▸ **Task prompt**
Quote the data below in full, please, without altering anything.

▸ **Extracted entries**
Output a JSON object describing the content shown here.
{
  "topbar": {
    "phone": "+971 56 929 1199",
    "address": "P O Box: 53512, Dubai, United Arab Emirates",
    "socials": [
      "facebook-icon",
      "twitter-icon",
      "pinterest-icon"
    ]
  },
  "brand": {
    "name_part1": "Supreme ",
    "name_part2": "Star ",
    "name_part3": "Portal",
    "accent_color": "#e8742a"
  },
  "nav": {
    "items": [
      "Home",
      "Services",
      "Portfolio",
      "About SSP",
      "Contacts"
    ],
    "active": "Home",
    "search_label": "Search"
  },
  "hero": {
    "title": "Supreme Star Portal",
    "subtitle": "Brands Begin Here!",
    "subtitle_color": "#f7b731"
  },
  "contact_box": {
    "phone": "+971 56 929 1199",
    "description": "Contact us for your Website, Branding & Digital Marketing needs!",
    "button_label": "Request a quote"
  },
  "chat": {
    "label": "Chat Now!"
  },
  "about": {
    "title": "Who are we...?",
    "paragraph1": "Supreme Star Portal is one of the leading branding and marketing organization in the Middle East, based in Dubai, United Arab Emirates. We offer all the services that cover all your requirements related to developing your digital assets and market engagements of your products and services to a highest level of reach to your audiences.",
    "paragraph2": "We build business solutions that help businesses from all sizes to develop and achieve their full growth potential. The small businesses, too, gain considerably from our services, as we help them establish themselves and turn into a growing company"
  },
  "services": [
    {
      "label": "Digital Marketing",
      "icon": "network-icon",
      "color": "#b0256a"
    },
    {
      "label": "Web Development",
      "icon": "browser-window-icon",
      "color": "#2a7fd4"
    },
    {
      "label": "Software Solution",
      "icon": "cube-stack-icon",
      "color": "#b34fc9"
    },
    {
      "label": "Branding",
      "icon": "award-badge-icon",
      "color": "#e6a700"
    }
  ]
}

▸ **Exercise result**
Output a JSON object describing the content shown here.
{
  "topbar": {
    "phone": "+971 56 929 1199",
    "address": "P O Box: 53512, Dubai, United Arab Emirates",
    "socials": [
      "facebook-icon",
      "twitter-icon",
      "pinterest-icon"
    ]
  },
  "brand": {
    "name_part1": "Supreme ",
    "name_part2": "Star ",
    "name_part3": "Portal",
    "accent_color": "#e8742a"
  },
  "nav": {
    "items": [
      "Home",
      "Services",
      "Portfolio",
      "About SSP",
      "Contacts"
    ],
    "active": "Home",
    "search_label": "Search"
  },
  "hero": {
    "title": "Supreme Star Portal",
    "subtitle": "Brands Begin Here!",
    "subtitle_color": "#f7b731"
  },
  "contact_box": {
    "phone": "+971 56 929 1199",
    "description": "Contact us for your Website, Branding & Digital Marketing needs!",
    "button_label": "Request a quote"
  },
  "chat": {
    "label": "Chat Now!"
  },
  "about": {
    "title": "Who are we...?",
    "paragraph1": "Supreme Star Portal is one of the leading branding and marketing organization in the Middle East, based in Dubai, United Arab Emirates. We offer all the services that cover all your requirements related to developing your digital assets and market engagements of your products and services to a highest level of reach to your audiences.",
    "paragraph2": "We build business solutions that help businesses from all sizes to develop and achieve their full growth potential. The small businesses, too, gain considerably from our services, as we help them establish themselves and turn into a growing company"
  },
  "services": [
    {
      "label": "Digital Marketing",
      "icon": "network-icon",
      "color": "#b0256a"
    },
    {
      "label": "Web Development",
      "icon": "browser-window-icon",
      "color": "#2a7fd4"
    },
    {
      "label": "Software Solution",
      "icon": "cube-stack-icon",
      "color": "#b34fc9"
    },
    {
      "label": "Branding",
      "icon": "award-badge-icon",
      "color": "#e6a700"
    }
  ]
}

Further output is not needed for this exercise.